- [Goal] Only the number is wanted: count the lines in the data with "PROPELLER" in them.

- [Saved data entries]
════════
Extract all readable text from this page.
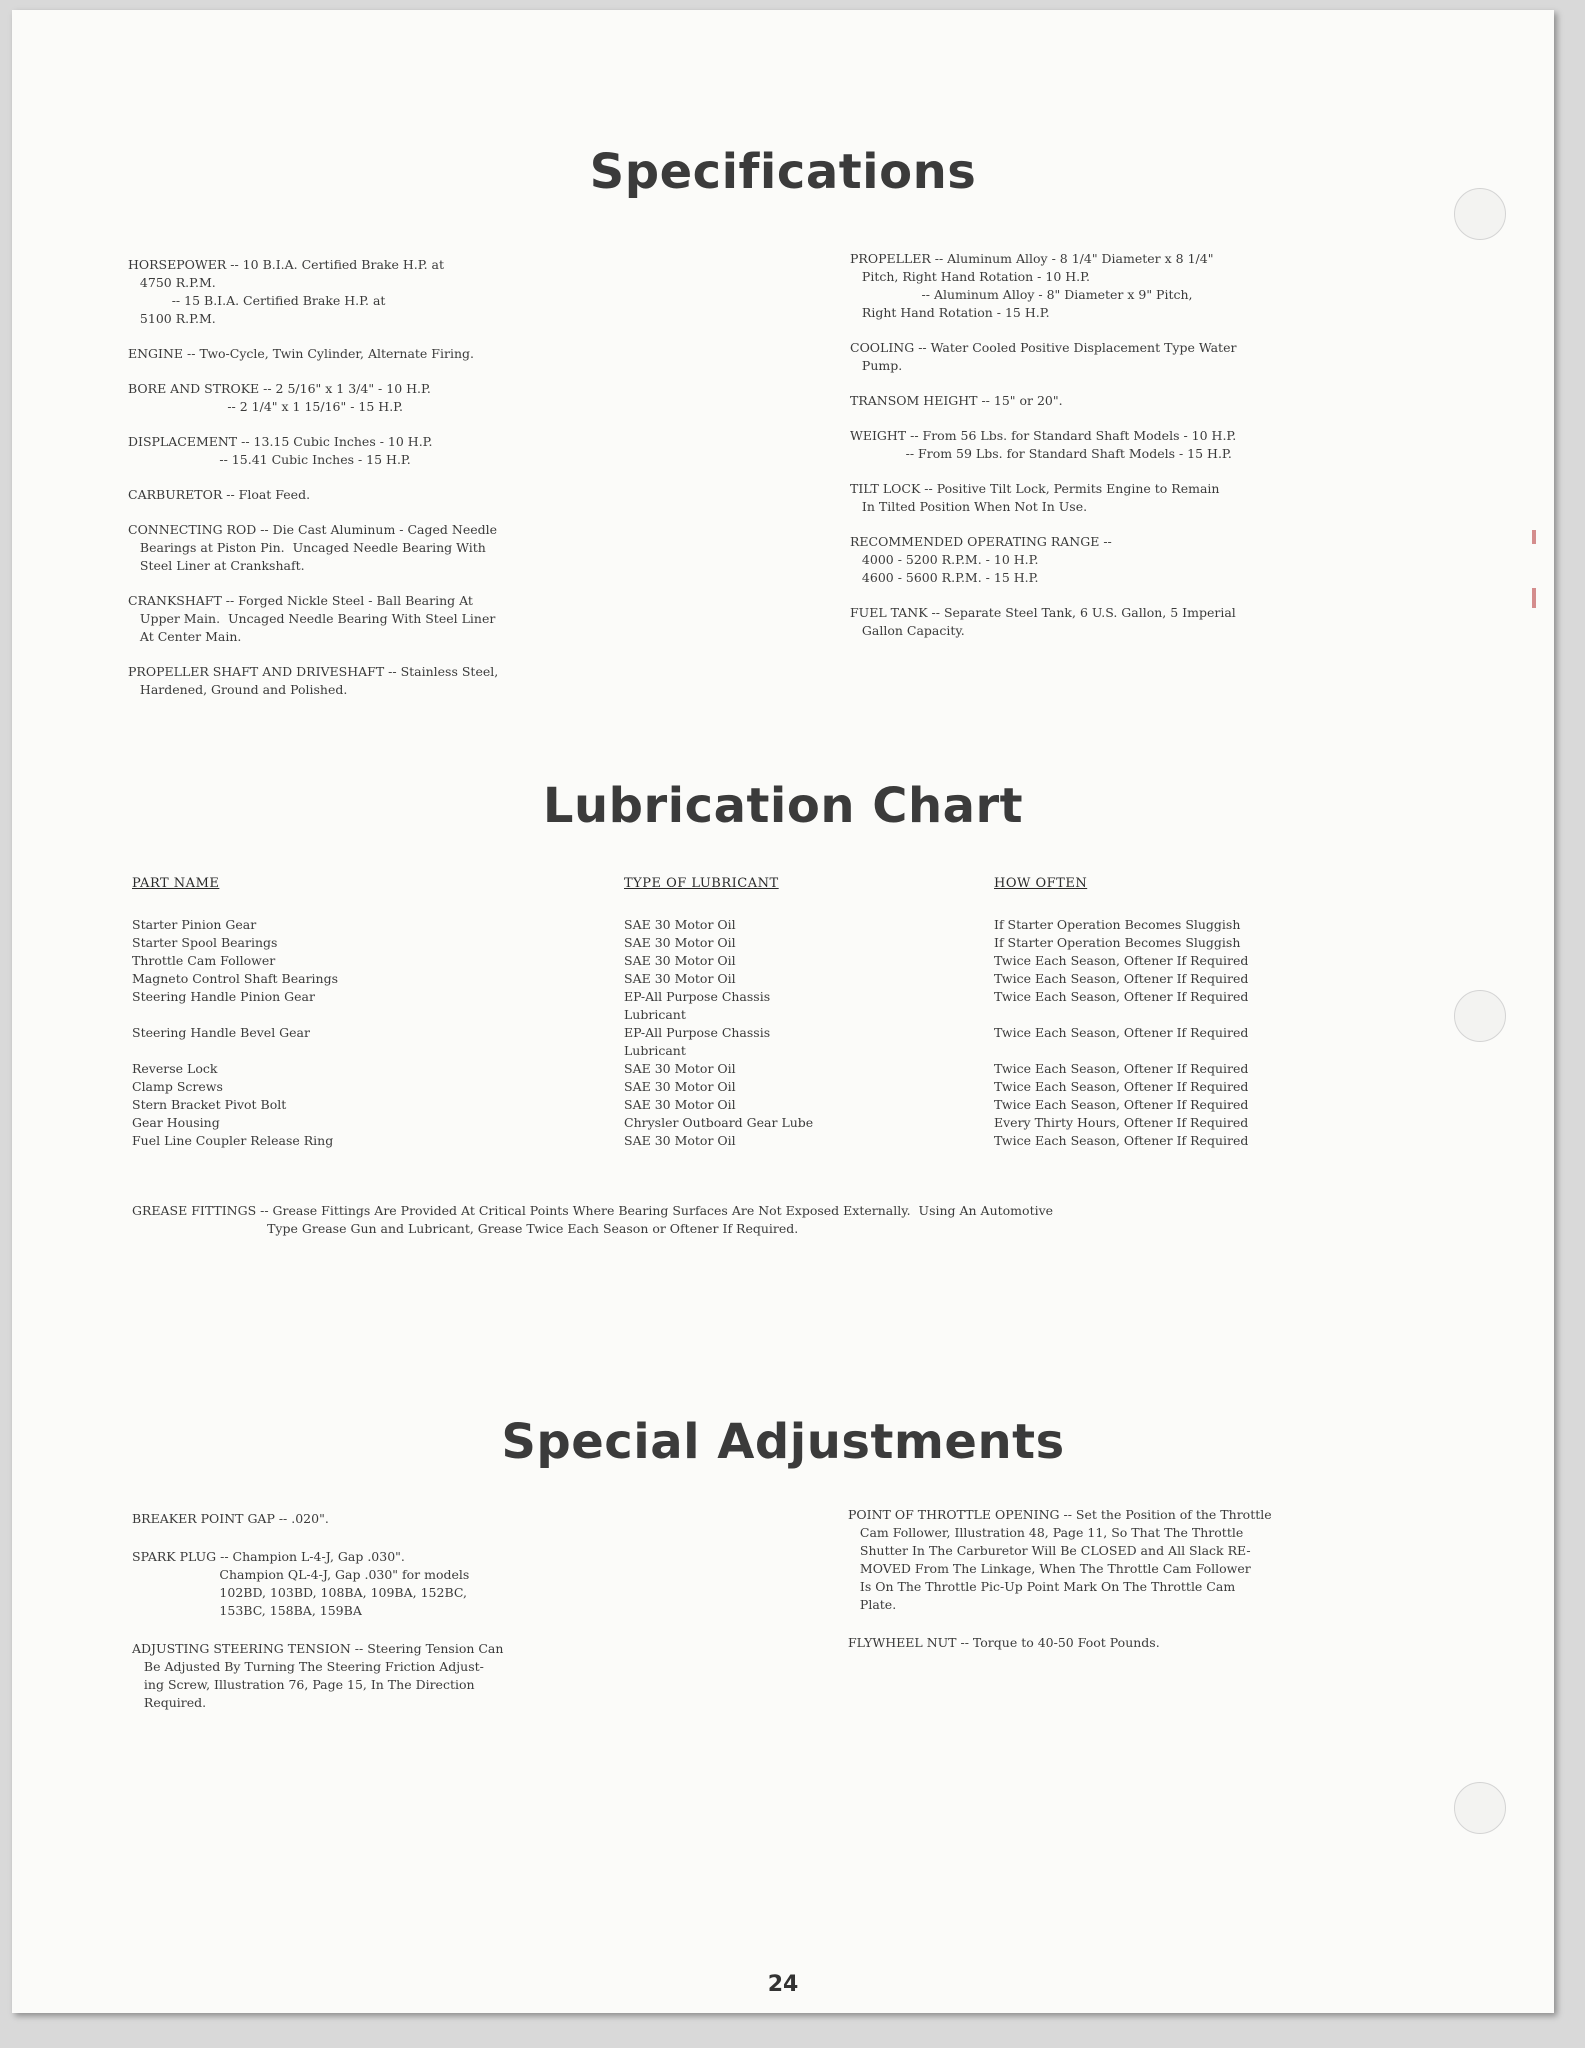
Specifications
HORSEPOWER -- 10 B.I.A. Certified Brake H.P. at
4750 R.P.M.
-- 15 B.I.A. Certified Brake H.P. at
5100 R.P.M.
ENGINE -- Two-Cycle, Twin Cylinder, Alternate Firing.
BORE AND STROKE -- 2 5/16" x 1 3/4" - 10 H.P.
-- 2 1/4" x 1 15/16" - 15 H.P.
DISPLACEMENT -- 13.15 Cubic Inches - 10 H.P.
-- 15.41 Cubic Inches - 15 H.P.
CARBURETOR -- Float Feed.
CONNECTING ROD -- Die Cast Aluminum - Caged Needle
Bearings at Piston Pin.  Uncaged Needle Bearing With
Steel Liner at Crankshaft.
CRANKSHAFT -- Forged Nickle Steel - Ball Bearing At
Upper Main.  Uncaged Needle Bearing With Steel Liner
At Center Main.
PROPELLER SHAFT AND DRIVESHAFT -- Stainless Steel,
Hardened, Ground and Polished.
PROPELLER -- Aluminum Alloy - 8 1/4" Diameter x 8 1/4"
Pitch, Right Hand Rotation - 10 H.P.
-- Aluminum Alloy - 8" Diameter x 9" Pitch,
Right Hand Rotation - 15 H.P.
COOLING -- Water Cooled Positive Displacement Type Water
Pump.
TRANSOM HEIGHT -- 15" or 20".
WEIGHT -- From 56 Lbs. for Standard Shaft Models - 10 H.P.
-- From 59 Lbs. for Standard Shaft Models - 15 H.P.
TILT LOCK -- Positive Tilt Lock, Permits Engine to Remain
In Tilted Position When Not In Use.
RECOMMENDED OPERATING RANGE --
4000 - 5200 R.P.M. - 10 H.P.
4600 - 5600 R.P.M. - 15 H.P.
FUEL TANK -- Separate Steel Tank, 6 U.S. Gallon, 5 Imperial
Gallon Capacity.
Lubrication Chart
PART NAME	TYPE OF LUBRICANT	HOW OFTEN
Starter Pinion Gear
Starter Spool Bearings
Throttle Cam Follower
Magneto Control Shaft Bearings
Steering Handle Pinion Gear
Steering Handle Bevel Gear
Reverse Lock
Clamp Screws
Stern Bracket Pivot Bolt
Gear Housing
Fuel Line Coupler Release Ring
SAE 30 Motor Oil
SAE 30 Motor Oil
SAE 30 Motor Oil
SAE 30 Motor Oil
EP-All Purpose Chassis
Lubricant
EP-All Purpose Chassis
Lubricant
SAE 30 Motor Oil
SAE 30 Motor Oil
SAE 30 Motor Oil
Chrysler Outboard Gear Lube
SAE 30 Motor Oil
If Starter Operation Becomes Sluggish
If Starter Operation Becomes Sluggish
Twice Each Season, Oftener If Required
Twice Each Season, Oftener If Required
Twice Each Season, Oftener If Required
Twice Each Season, Oftener If Required
Twice Each Season, Oftener If Required
Twice Each Season, Oftener If Required
Twice Each Season, Oftener If Required
Every Thirty Hours, Oftener If Required
Twice Each Season, Oftener If Required
GREASE FITTINGS -- Grease Fittings Are Provided At Critical Points Where Bearing Surfaces Are Not Exposed Externally.  Using An Automotive
Type Grease Gun and Lubricant, Grease Twice Each Season or Oftener If Required.
Special Adjustments
BREAKER POINT GAP -- .020".
SPARK PLUG -- Champion L-4-J, Gap .030".
Champion QL-4-J, Gap .030" for models
102BD, 103BD, 108BA, 109BA, 152BC,
153BC, 158BA, 159BA
ADJUSTING STEERING TENSION -- Steering Tension Can
Be Adjusted By Turning The Steering Friction Adjust-
ing Screw, Illustration 76, Page 15, In The Direction
Required.
POINT OF THROTTLE OPENING -- Set the Position of the Throttle
Cam Follower, Illustration 48, Page 11, So That The Throttle
Shutter In The Carburetor Will Be CLOSED and All Slack RE-
MOVED From The Linkage, When The Throttle Cam Follower
Is On The Throttle Pic-Up Point Mark On The Throttle Cam
Plate.
FLYWHEEL NUT -- Torque to 40-50 Foot Pounds.
24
════════
- [Output of the task] 2